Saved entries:
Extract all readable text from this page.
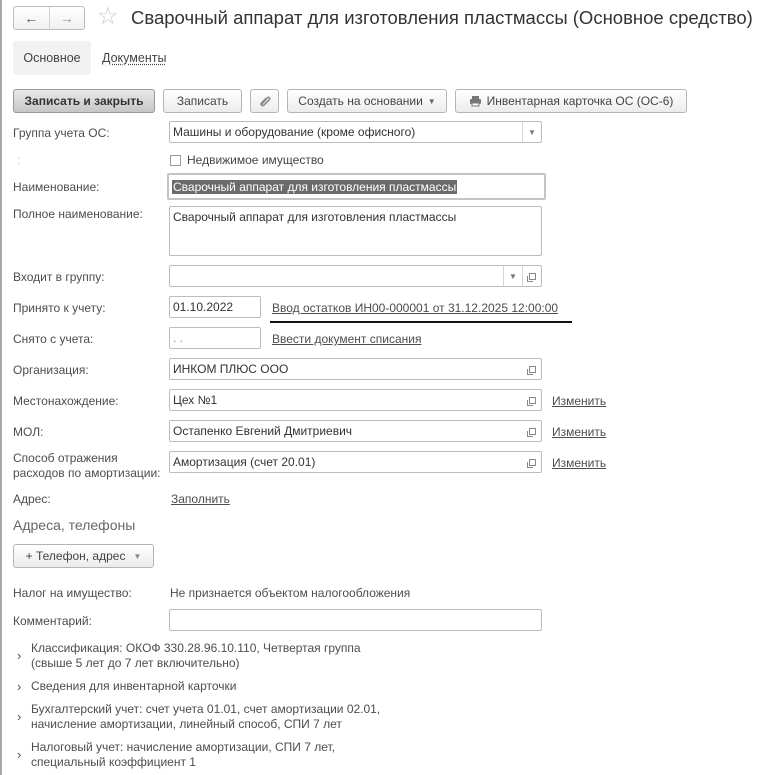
← → ☆ Сварочный аппарат для изготовления пластмассы (Основное средство)
Основное Документы
Записать и закрыть	Записать	Создать на основании ▼	Инвентарная карточка ОС (ОС-6)
Группа учета ОС:	Машины и оборудование (кроме офисного)	▼
:	Недвижимое имущество
Наименование:	Сварочный аппарат для изготовления пластмассы
Полное наименование:	Сварочный аппарат для изготовления пластмассы
Входит в группу:	▼
Принято к учету:	01.10.2022	Ввод остатков ИН00-000001 от 31.12.2025 12:00:00
Снято с учета:	. .	Ввести документ списания
Организация:	ИНКОМ ПЛЮС ООО
Местонахождение:	Цех №1	Изменить
МОЛ:	Остапенко Евгений Дмитриевич	Изменить
Способ отражения
расходов по амортизации:
Амортизация (счет 20.01)	Изменить
Адрес:	Заполнить
Адреса, телефоны
+ Телефон, адрес ▼
Налог на имущество:	Не признается объектом налогообложения
Комментарий:
› Классификация: ОКОФ 330.28.96.10.110, Четвертая группа
(свыше 5 лет до 7 лет включительно)
› Сведения для инвентарной карточки
› Бухгалтерский учет: счет учета 01.01, счет амортизации 02.01,
начисление амортизации, линейный способ, СПИ 7 лет
› Налоговый учет: начисление амортизации, СПИ 7 лет,
специальный коэффициент 1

PROBLEM TO WORK ON
Check every line of the data above for the string "аппарат", and copy those that have it.

EXERCISE ANSWER
← → ☆ Сварочный аппарат для изготовления пластмассы (Основное средство)
Наименование:	Сварочный аппарат для изготовления пластмассы
Полное наименование:	Сварочный аппарат для изготовления пластмассы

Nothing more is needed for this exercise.